━━━━━ ENTRIES SHOWN ━━━━━

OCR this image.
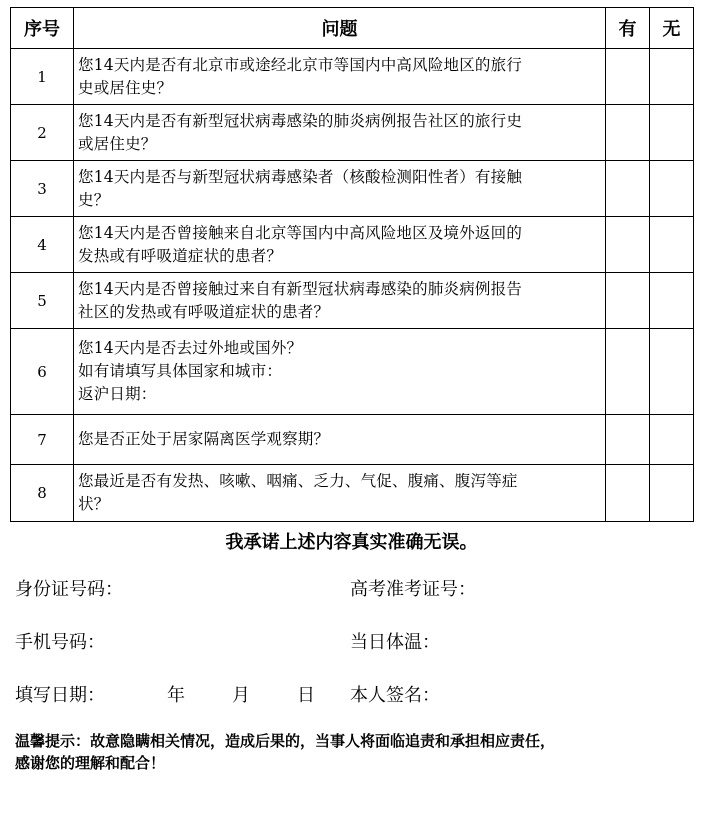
序号	问题	有	无
1	您14天内是否有北京市或途经北京市等国内中高风险地区的旅行
史或居住史？		

2	您14天内是否有新型冠状病毒感染的肺炎病例报告社区的旅行史
或居住史？		

3	您14天内是否与新型冠状病毒感染者（核酸检测阳性者）有接触
史？		

4	您14天内是否曾接触来自北京等国内中高风险地区及境外返回的
发热或有呼吸道症状的患者？		

5	您14天内是否曾接触过来自有新型冠状病毒感染的肺炎病例报告
社区的发热或有呼吸道症状的患者？		

6	您14天内是否去过外地或国外？
如有请填写具体国家和城市：
返沪日期：		

7	您是否正处于居家隔离医学观察期？		

8	您最近是否有发热、咳嗽、咽痛、乏力、气促、腹痛、腹泻等症
状？		

我承诺上述内容真实准确无误。
身份证号码：	高考准考证号：
手机号码：	当日体温：
填写日期：	年	月	日 本人签名：
温馨提示：故意隐瞒相关情况，造成后果的，当事人将面临追责和承担相应责任，
感谢您的理解和配合！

━━━━━

> STATED EXERCISE: Copy all the data exactly as written, but skip any picture.

> OUTPUT FOR THIS EXERCISE:
OCR this image.
序号	问题	有	无
1	您14天内是否有北京市或途经北京市等国内中高风险地区的旅行
史或居住史？		

2	您14天内是否有新型冠状病毒感染的肺炎病例报告社区的旅行史
或居住史？		

3	您14天内是否与新型冠状病毒感染者（核酸检测阳性者）有接触
史？		

4	您14天内是否曾接触来自北京等国内中高风险地区及境外返回的
发热或有呼吸道症状的患者？		

5	您14天内是否曾接触过来自有新型冠状病毒感染的肺炎病例报告
社区的发热或有呼吸道症状的患者？		

6	您14天内是否去过外地或国外？
如有请填写具体国家和城市：
返沪日期：		

7	您是否正处于居家隔离医学观察期？		

8	您最近是否有发热、咳嗽、咽痛、乏力、气促、腹痛、腹泻等症
状？		

我承诺上述内容真实准确无误。
身份证号码：	高考准考证号：
手机号码：	当日体温：
填写日期：	年	月	日 本人签名：
温馨提示：故意隐瞒相关情况，造成后果的，当事人将面临追责和承担相应责任，
感谢您的理解和配合！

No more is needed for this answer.